> _Your instructions_:
Only the lines from the one with "OCR this image." to the last line belong in your answer; write them out exactly and drop the pictures.

> _Available records_:
..............................
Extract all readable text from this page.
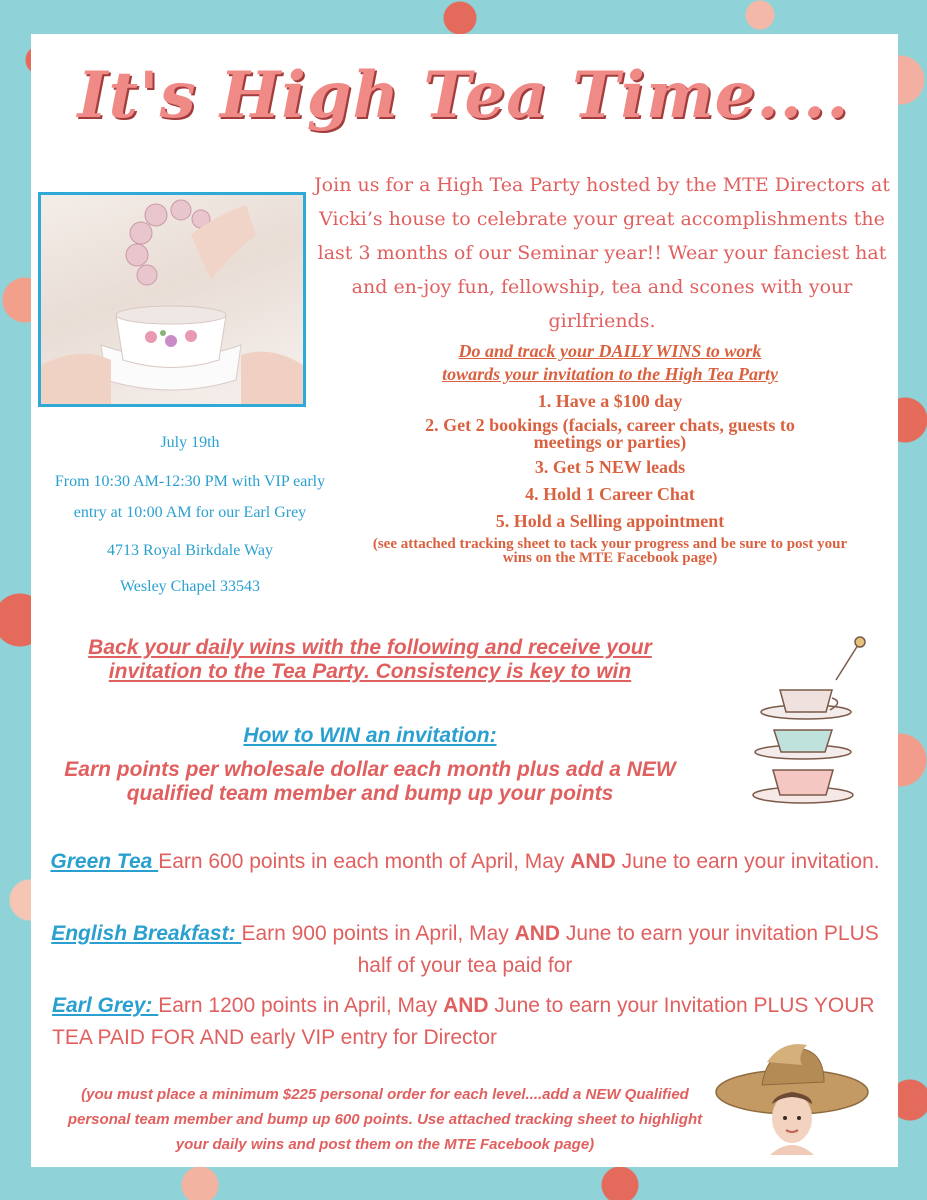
It's High Tea Time....

Join us for a High Tea Party hosted by the MTE Directors at Vicki’s house to celebrate your great accomplishments the last 3 months of our Seminar year!! Wear your fanciest hat and en-joy fun, fellowship, tea and scones with your girlfriends.

Do and track your DAILY WINS to work
towards your invitation to the High Tea Party
1. Have a $100 day
2. Get 2 bookings (facials, career chats, guests to meetings or parties)
3. Get 5 NEW leads
4. Hold 1 Career Chat
5. Hold a Selling appointment
(see attached tracking sheet to tack your progress and be sure to post your wins on the MTE Facebook page)

July 19th

From 10:30 AM-12:30 PM with VIP early entry at 10:00 AM for our Earl Grey

4713 Royal Birkdale Way

Wesley Chapel 33543

Back your daily wins with the following and receive your invitation to the Tea Party. Consistency is key to win

How to WIN an invitation:

Earn points per wholesale dollar each month plus add a NEW qualified team member and bump up your points

Green Tea Earn 600 points in each month of April, May AND June to earn your invitation.

English Breakfast: Earn 900 points in April, May AND June to earn your invitation PLUS half of your tea paid for

Earl Grey: Earn 1200 points in April, May AND June to earn your Invitation PLUS YOUR TEA PAID FOR AND early VIP entry for Director

(you must place a minimum $225 personal order for each level....add a NEW Qualified personal team member and bump up 600 points. Use attached tracking sheet to highlight your daily wins and post them on the MTE Facebook page)
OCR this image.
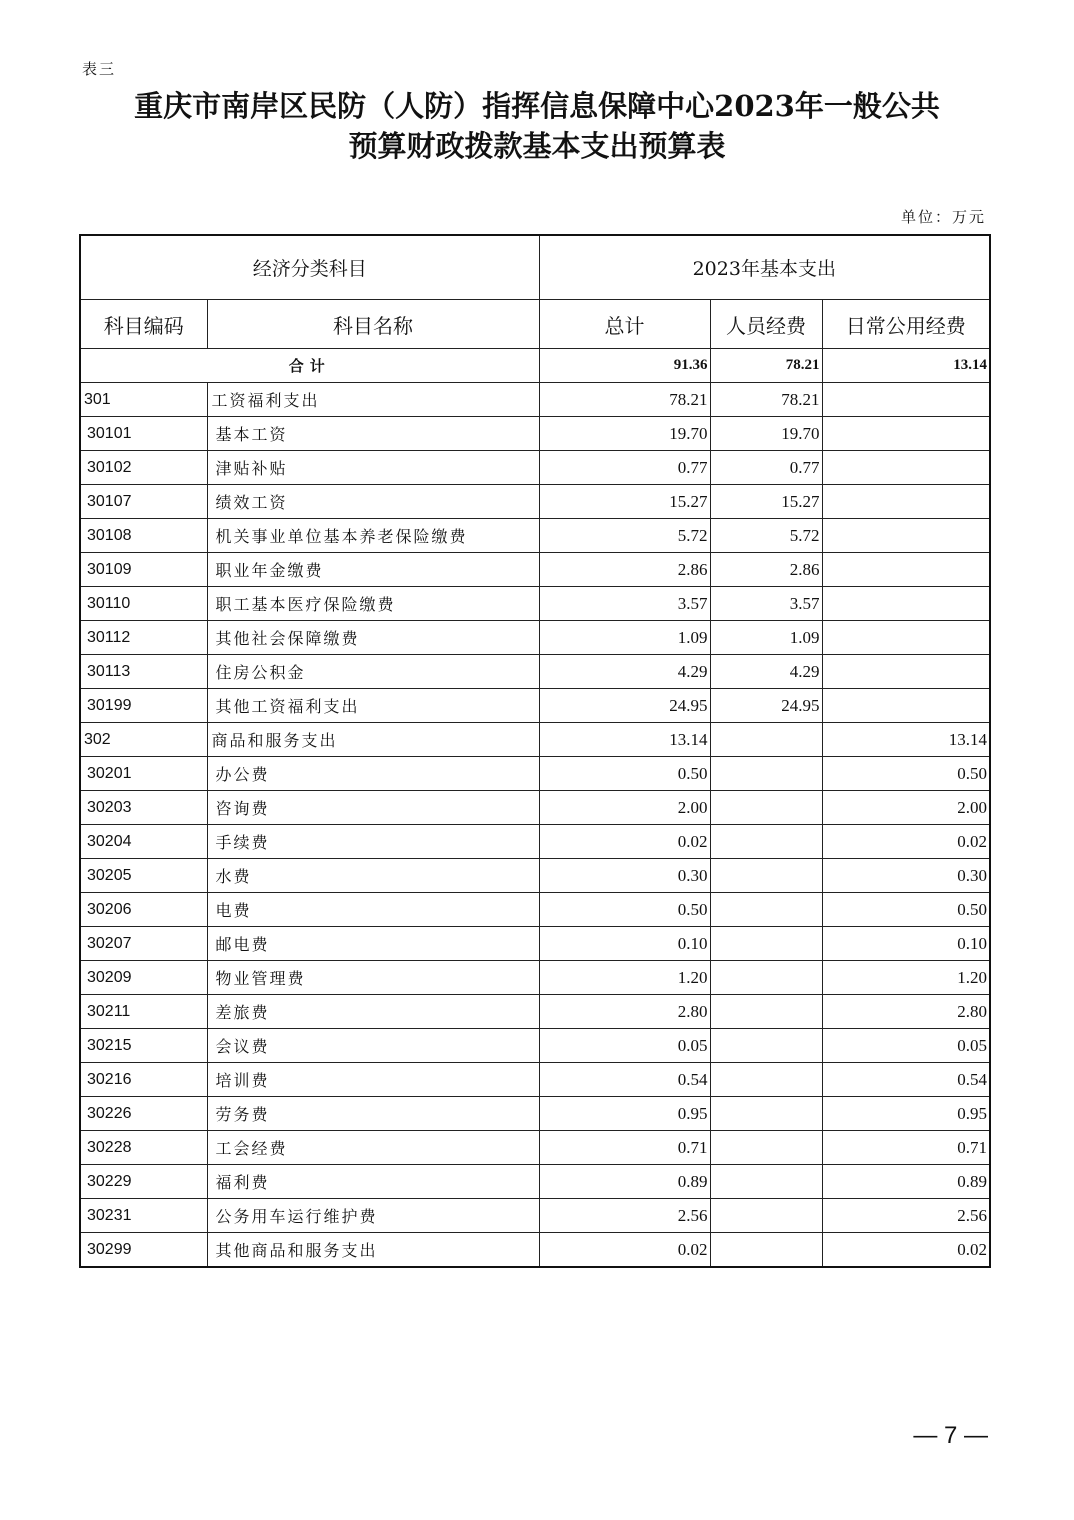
表三
重庆市南岸区民防（人防）指挥信息保障中心2023年一般公共
预算财政拨款基本支出预算表
单位：万元
经济分类科目		2023年基本支出		
科目编码	科目名称	总计	人员经费	日常公用经费
合计		91.36	78.21	13.14
301	工资福利支出	78.21	78.21	
30101	基本工资	19.70	19.70	
30102	津贴补贴	0.77	0.77	
30107	绩效工资	15.27	15.27	
30108	机关事业单位基本养老保险缴费	5.72	5.72	
30109	职业年金缴费	2.86	2.86	
30110	职工基本医疗保险缴费	3.57	3.57	
30112	其他社会保障缴费	1.09	1.09	
30113	住房公积金	4.29	4.29	
30199	其他工资福利支出	24.95	24.95	
302	商品和服务支出	13.14		13.14
30201	办公费	0.50		0.50
30203	咨询费	2.00		2.00
30204	手续费	0.02		0.02
30205	水费	0.30		0.30
30206	电费	0.50		0.50
30207	邮电费	0.10		0.10
30209	物业管理费	1.20		1.20
30211	差旅费	2.80		2.80
30215	会议费	0.05		0.05
30216	培训费	0.54		0.54
30226	劳务费	0.95		0.95
30228	工会经费	0.71		0.71
30229	福利费	0.89		0.89
30231	公务用车运行维护费	2.56		2.56
30299	其他商品和服务支出	0.02		0.02
— 7 —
..............................
> _Solution to the exercise_:
OCR this image.
表三
重庆市南岸区民防（人防）指挥信息保障中心2023年一般公共
预算财政拨款基本支出预算表
单位：万元
经济分类科目		2023年基本支出		
科目编码	科目名称	总计	人员经费	日常公用经费
合计		91.36	78.21	13.14
301	工资福利支出	78.21	78.21	
30101	基本工资	19.70	19.70	
30102	津贴补贴	0.77	0.77	
30107	绩效工资	15.27	15.27	
30108	机关事业单位基本养老保险缴费	5.72	5.72	
30109	职业年金缴费	2.86	2.86	
30110	职工基本医疗保险缴费	3.57	3.57	
30112	其他社会保障缴费	1.09	1.09	
30113	住房公积金	4.29	4.29	
30199	其他工资福利支出	24.95	24.95	
302	商品和服务支出	13.14		13.14
30201	办公费	0.50		0.50
30203	咨询费	2.00		2.00
30204	手续费	0.02		0.02
30205	水费	0.30		0.30
30206	电费	0.50		0.50
30207	邮电费	0.10		0.10
30209	物业管理费	1.20		1.20
30211	差旅费	2.80		2.80
30215	会议费	0.05		0.05
30216	培训费	0.54		0.54
30226	劳务费	0.95		0.95
30228	工会经费	0.71		0.71
30229	福利费	0.89		0.89
30231	公务用车运行维护费	2.56		2.56
30299	其他商品和服务支出	0.02		0.02
— 7 —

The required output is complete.